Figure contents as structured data

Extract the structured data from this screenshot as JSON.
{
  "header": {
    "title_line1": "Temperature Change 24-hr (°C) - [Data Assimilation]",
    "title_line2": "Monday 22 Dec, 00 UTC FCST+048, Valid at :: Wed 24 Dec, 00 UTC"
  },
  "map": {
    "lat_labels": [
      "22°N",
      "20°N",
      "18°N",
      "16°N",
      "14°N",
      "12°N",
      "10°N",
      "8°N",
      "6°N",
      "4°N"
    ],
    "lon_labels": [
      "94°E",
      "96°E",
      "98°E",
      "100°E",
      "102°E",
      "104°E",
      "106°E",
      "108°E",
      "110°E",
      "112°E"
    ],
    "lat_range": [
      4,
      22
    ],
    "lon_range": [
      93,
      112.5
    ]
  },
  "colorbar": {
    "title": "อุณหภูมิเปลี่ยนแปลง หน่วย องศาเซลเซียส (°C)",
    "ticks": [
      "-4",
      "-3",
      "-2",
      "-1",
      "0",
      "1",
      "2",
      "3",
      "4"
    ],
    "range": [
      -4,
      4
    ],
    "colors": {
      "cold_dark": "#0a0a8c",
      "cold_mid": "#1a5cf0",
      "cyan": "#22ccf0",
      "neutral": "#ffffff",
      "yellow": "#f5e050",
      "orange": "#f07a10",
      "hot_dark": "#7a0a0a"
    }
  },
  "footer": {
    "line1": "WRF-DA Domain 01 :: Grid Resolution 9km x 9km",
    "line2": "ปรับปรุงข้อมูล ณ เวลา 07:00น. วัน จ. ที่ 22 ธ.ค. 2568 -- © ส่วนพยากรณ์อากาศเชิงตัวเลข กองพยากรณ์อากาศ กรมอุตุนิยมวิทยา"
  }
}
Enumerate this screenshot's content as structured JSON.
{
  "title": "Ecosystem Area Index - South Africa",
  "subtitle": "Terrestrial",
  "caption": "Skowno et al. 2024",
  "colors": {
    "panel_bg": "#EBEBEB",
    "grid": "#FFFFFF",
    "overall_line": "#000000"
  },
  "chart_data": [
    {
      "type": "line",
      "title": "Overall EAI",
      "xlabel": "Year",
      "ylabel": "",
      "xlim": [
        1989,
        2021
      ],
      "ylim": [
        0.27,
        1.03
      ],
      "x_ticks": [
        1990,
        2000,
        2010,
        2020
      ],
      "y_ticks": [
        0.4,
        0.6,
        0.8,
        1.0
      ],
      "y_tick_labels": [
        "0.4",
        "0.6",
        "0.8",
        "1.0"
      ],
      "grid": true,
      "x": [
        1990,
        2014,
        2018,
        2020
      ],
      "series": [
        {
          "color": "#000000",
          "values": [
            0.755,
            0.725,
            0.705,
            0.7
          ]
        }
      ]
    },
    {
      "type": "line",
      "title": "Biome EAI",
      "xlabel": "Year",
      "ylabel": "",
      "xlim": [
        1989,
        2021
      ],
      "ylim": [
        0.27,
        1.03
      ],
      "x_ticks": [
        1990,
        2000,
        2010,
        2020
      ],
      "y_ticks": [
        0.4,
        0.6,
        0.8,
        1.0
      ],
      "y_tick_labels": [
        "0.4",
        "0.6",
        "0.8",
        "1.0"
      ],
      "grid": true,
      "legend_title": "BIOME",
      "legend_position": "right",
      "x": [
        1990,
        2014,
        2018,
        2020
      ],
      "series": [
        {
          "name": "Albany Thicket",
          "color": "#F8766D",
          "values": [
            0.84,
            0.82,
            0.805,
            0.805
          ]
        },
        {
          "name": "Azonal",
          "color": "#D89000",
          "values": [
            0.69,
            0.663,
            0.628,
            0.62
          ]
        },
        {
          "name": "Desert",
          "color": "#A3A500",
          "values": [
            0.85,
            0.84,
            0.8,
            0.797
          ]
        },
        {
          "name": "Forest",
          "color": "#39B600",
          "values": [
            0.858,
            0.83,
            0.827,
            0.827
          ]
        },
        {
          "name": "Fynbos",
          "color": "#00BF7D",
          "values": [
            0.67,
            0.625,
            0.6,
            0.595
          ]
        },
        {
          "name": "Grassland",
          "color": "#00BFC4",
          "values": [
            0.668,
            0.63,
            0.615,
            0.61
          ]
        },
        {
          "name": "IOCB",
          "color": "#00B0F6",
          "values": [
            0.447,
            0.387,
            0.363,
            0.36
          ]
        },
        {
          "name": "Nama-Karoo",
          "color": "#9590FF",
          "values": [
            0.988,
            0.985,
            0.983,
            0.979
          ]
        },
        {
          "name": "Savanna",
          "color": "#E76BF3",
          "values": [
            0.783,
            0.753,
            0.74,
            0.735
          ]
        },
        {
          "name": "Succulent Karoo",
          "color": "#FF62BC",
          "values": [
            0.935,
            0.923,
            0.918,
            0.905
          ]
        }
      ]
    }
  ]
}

• Written task
Only lines that contain the word "JSON" are wanted; copy each of them.

• Answer to the exercise
Extract the structured data from this screenshot as JSON.
Enumerate this screenshot's content as structured JSON.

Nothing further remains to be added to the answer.